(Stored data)
# # # #

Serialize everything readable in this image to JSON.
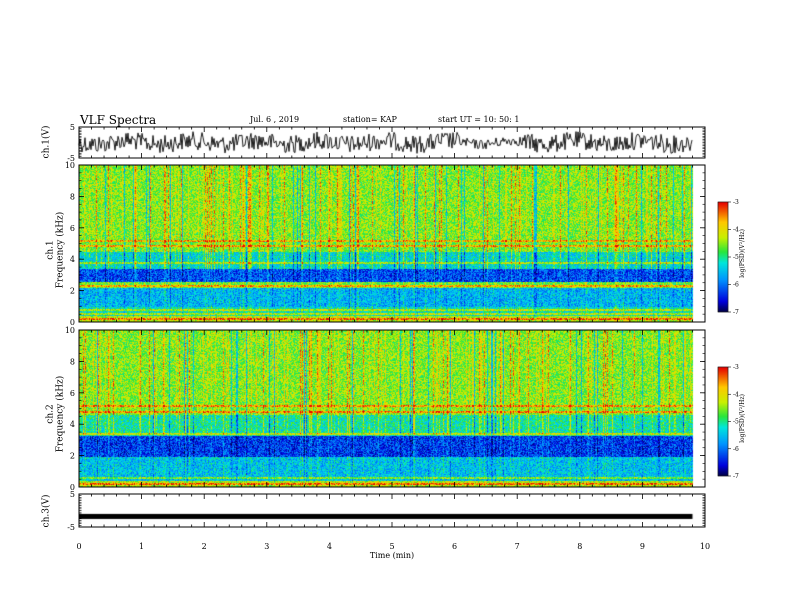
{
  "header": {
    "title": "VLF Spectra",
    "date": "Jul. 6 , 2019",
    "station": "station= KAP",
    "start_ut": "start UT =  10: 50: 1"
  },
  "chart_data": [
    {
      "panel": "ch1-waveform",
      "type": "line",
      "ylabel": "ch.1(V)",
      "ylim": [
        -5,
        5
      ],
      "yticks": [
        "5",
        "-5"
      ],
      "xlim": [
        0,
        10
      ],
      "x_end": 9.8,
      "description_color": "#000000"
    },
    {
      "panel": "ch1-spectrogram",
      "type": "heatmap",
      "ylabel": "ch.1\nFrequency (kHz)",
      "ylabel_lines": [
        "ch.1",
        "Frequency (kHz)"
      ],
      "ylim": [
        0,
        10
      ],
      "yticks": [
        "0",
        "2",
        "4",
        "6",
        "8",
        "10"
      ],
      "xlim": [
        0,
        10
      ],
      "x_end": 9.8,
      "colorbar": {
        "min": -7,
        "max": -3,
        "ticks": [
          "-3",
          "-4",
          "-5",
          "-6",
          "-7"
        ],
        "label": "log(PSD)(V²/Hz)"
      },
      "bands": [
        {
          "f0": 0,
          "f1": 0.4,
          "level": -4.3
        },
        {
          "f0": 0.4,
          "f1": 1.0,
          "level": -5.2
        },
        {
          "f0": 1.0,
          "f1": 2.2,
          "level": -5.6
        },
        {
          "f0": 2.2,
          "f1": 2.6,
          "level": -4.6
        },
        {
          "f0": 2.6,
          "f1": 3.4,
          "level": -6.2
        },
        {
          "f0": 3.4,
          "f1": 4.5,
          "level": -5.3
        },
        {
          "f0": 4.5,
          "f1": 5.3,
          "level": -4.6
        },
        {
          "f0": 5.3,
          "f1": 10,
          "level": -4.5
        }
      ],
      "lines_khz": [
        0.2,
        0.55,
        0.8,
        2.3,
        3.8,
        4.9,
        5.2
      ]
    },
    {
      "panel": "ch2-spectrogram",
      "type": "heatmap",
      "ylabel_lines": [
        "ch.2",
        "Frequency (kHz)"
      ],
      "ylim": [
        0,
        10
      ],
      "yticks": [
        "0",
        "2",
        "4",
        "6",
        "8",
        "10"
      ],
      "xlim": [
        0,
        10
      ],
      "x_end": 9.8,
      "colorbar": {
        "min": -7,
        "max": -3,
        "ticks": [
          "-3",
          "-4",
          "-5",
          "-6",
          "-7"
        ],
        "label": "log(PSD)(V²/Hz)"
      },
      "bands": [
        {
          "f0": 0,
          "f1": 0.4,
          "level": -4.3
        },
        {
          "f0": 0.4,
          "f1": 1.8,
          "level": -5.5
        },
        {
          "f0": 1.8,
          "f1": 3.3,
          "level": -6.3
        },
        {
          "f0": 3.3,
          "f1": 4.6,
          "level": -5.1
        },
        {
          "f0": 4.6,
          "f1": 10,
          "level": -4.5
        }
      ],
      "lines_khz": [
        0.2,
        0.6,
        1.9,
        3.4,
        4.8,
        5.2
      ]
    },
    {
      "panel": "ch3-waveform",
      "type": "line",
      "ylabel": "ch.3(V)",
      "ylim": [
        -5,
        5
      ],
      "yticks": [
        "5",
        "-5"
      ],
      "xlim": [
        0,
        10
      ],
      "x_end": 9.8,
      "constant_value": -1.8
    }
  ],
  "xaxis": {
    "label": "Time (min)",
    "ticks": [
      "0",
      "1",
      "2",
      "3",
      "4",
      "5",
      "6",
      "7",
      "8",
      "9",
      "10"
    ]
  }
}
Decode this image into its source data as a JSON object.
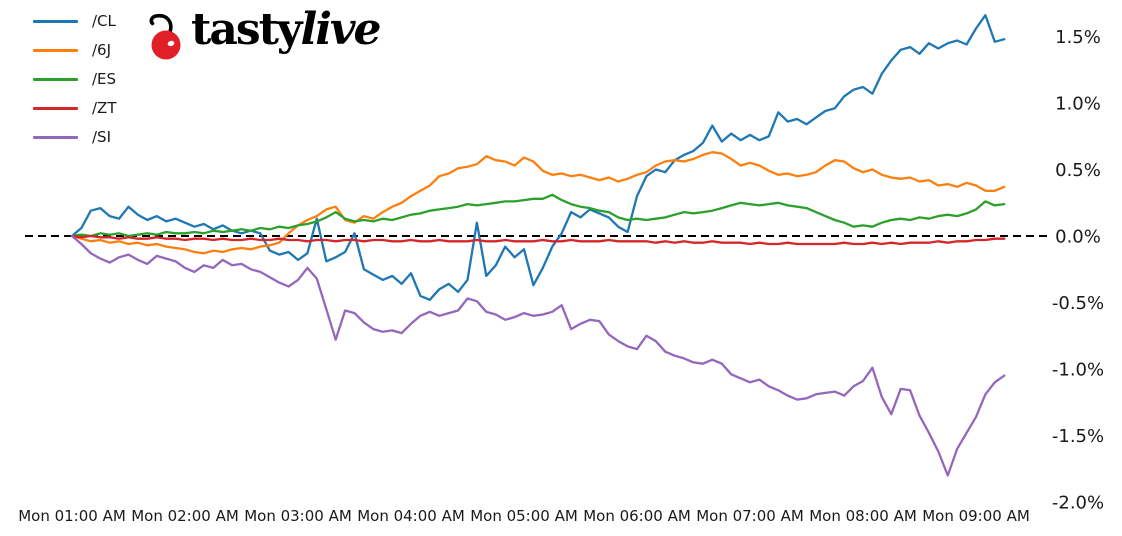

# # # #

WHAT IS EXPECTED: Leave the pictures out and reproduce all of the records exactly.

EXERCISE SOLUTION:
Serialize everything readable in this image to JSON.
{
  "header": {
    "title": "VLF Spectra",
    "date": "Jul. 6 , 2019",
    "station": "station= KAP",
    "start_ut": "start UT =  10: 50: 1"
  },
  "chart_data": [
    {
      "panel": "ch1-waveform",
      "type": "line",
      "ylabel": "ch.1(V)",
      "ylim": [
        -5,
        5
      ],
      "yticks": [
        "5",
        "-5"
      ],
      "xlim": [
        0,
        10
      ],
      "x_end": 9.8,
      "description_color": "#000000"
    },
    {
      "panel": "ch1-spectrogram",
      "type": "heatmap",
      "ylabel": "ch.1\nFrequency (kHz)",
      "ylabel_lines": [
        "ch.1",
        "Frequency (kHz)"
      ],
      "ylim": [
        0,
        10
      ],
      "yticks": [
        "0",
        "2",
        "4",
        "6",
        "8",
        "10"
      ],
      "xlim": [
        0,
        10
      ],
      "x_end": 9.8,
      "colorbar": {
        "min": -7,
        "max": -3,
        "ticks": [
          "-3",
          "-4",
          "-5",
          "-6",
          "-7"
        ],
        "label": "log(PSD)(V²/Hz)"
      },
      "bands": [
        {
          "f0": 0,
          "f1": 0.4,
          "level": -4.3
        },
        {
          "f0": 0.4,
          "f1": 1.0,
          "level": -5.2
        },
        {
          "f0": 1.0,
          "f1": 2.2,
          "level": -5.6
        },
        {
          "f0": 2.2,
          "f1": 2.6,
          "level": -4.6
        },
        {
          "f0": 2.6,
          "f1": 3.4,
          "level": -6.2
        },
        {
          "f0": 3.4,
          "f1": 4.5,
          "level": -5.3
        },
        {
          "f0": 4.5,
          "f1": 5.3,
          "level": -4.6
        },
        {
          "f0": 5.3,
          "f1": 10,
          "level": -4.5
        }
      ],
      "lines_khz": [
        0.2,
        0.55,
        0.8,
        2.3,
        3.8,
        4.9,
        5.2
      ]
    },
    {
      "panel": "ch2-spectrogram",
      "type": "heatmap",
      "ylabel_lines": [
        "ch.2",
        "Frequency (kHz)"
      ],
      "ylim": [
        0,
        10
      ],
      "yticks": [
        "0",
        "2",
        "4",
        "6",
        "8",
        "10"
      ],
      "xlim": [
        0,
        10
      ],
      "x_end": 9.8,
      "colorbar": {
        "min": -7,
        "max": -3,
        "ticks": [
          "-3",
          "-4",
          "-5",
          "-6",
          "-7"
        ],
        "label": "log(PSD)(V²/Hz)"
      },
      "bands": [
        {
          "f0": 0,
          "f1": 0.4,
          "level": -4.3
        },
        {
          "f0": 0.4,
          "f1": 1.8,
          "level": -5.5
        },
        {
          "f0": 1.8,
          "f1": 3.3,
          "level": -6.3
        },
        {
          "f0": 3.3,
          "f1": 4.6,
          "level": -5.1
        },
        {
          "f0": 4.6,
          "f1": 10,
          "level": -4.5
        }
      ],
      "lines_khz": [
        0.2,
        0.6,
        1.9,
        3.4,
        4.8,
        5.2
      ]
    },
    {
      "panel": "ch3-waveform",
      "type": "line",
      "ylabel": "ch.3(V)",
      "ylim": [
        -5,
        5
      ],
      "yticks": [
        "5",
        "-5"
      ],
      "xlim": [
        0,
        10
      ],
      "x_end": 9.8,
      "constant_value": -1.8
    }
  ],
  "xaxis": {
    "label": "Time (min)",
    "ticks": [
      "0",
      "1",
      "2",
      "3",
      "4",
      "5",
      "6",
      "7",
      "8",
      "9",
      "10"
    ]
  }
}
Decode this image into its source data as a JSON object.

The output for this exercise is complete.